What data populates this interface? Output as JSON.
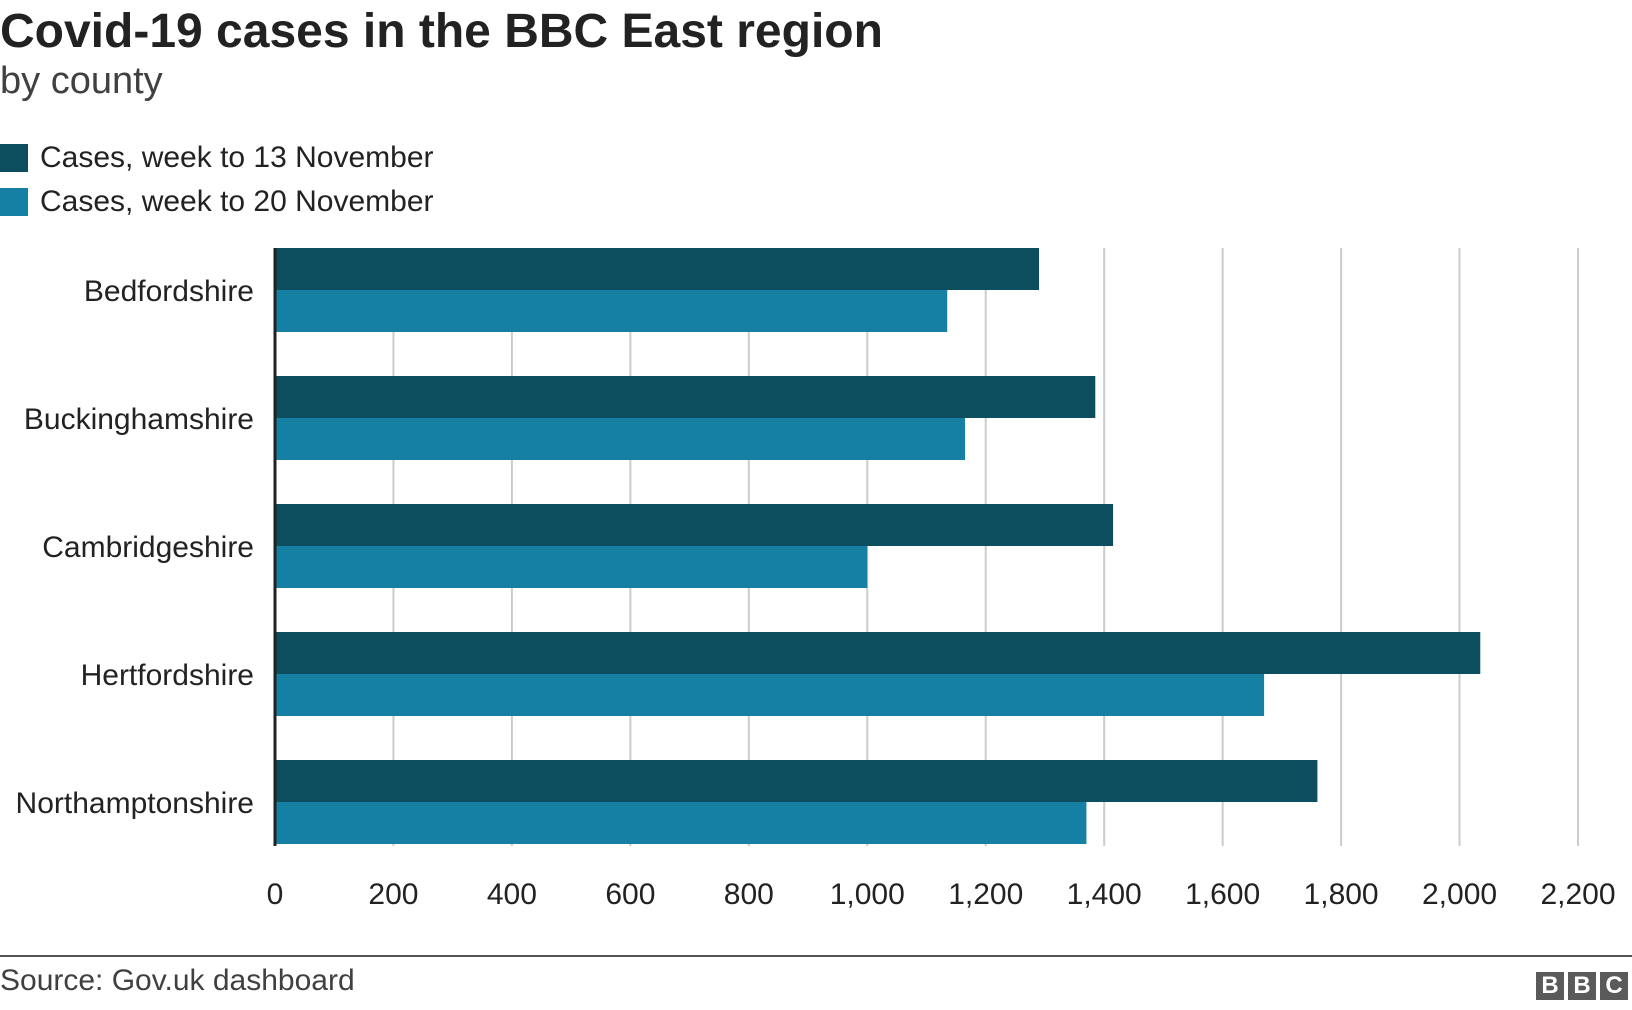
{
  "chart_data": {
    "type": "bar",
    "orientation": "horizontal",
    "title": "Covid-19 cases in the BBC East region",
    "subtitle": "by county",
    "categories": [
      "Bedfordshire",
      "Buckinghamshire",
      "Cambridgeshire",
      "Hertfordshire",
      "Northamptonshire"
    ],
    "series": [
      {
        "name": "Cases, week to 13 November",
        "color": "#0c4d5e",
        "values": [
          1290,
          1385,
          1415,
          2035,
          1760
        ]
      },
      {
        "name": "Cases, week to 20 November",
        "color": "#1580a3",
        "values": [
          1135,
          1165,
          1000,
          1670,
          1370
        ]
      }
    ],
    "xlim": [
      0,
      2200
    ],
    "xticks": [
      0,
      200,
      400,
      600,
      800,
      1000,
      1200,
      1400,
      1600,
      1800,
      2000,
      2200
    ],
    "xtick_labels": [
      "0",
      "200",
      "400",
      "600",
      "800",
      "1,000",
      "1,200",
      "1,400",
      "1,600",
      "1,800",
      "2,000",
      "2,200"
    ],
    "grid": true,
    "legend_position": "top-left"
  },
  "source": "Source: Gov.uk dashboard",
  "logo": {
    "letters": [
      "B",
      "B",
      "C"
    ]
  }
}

What is asked: List each line of the records that holds the string "November".

Solution to the exercise:
        "name": "Cases, week to 13 November",
        "name": "Cases, week to 20 November",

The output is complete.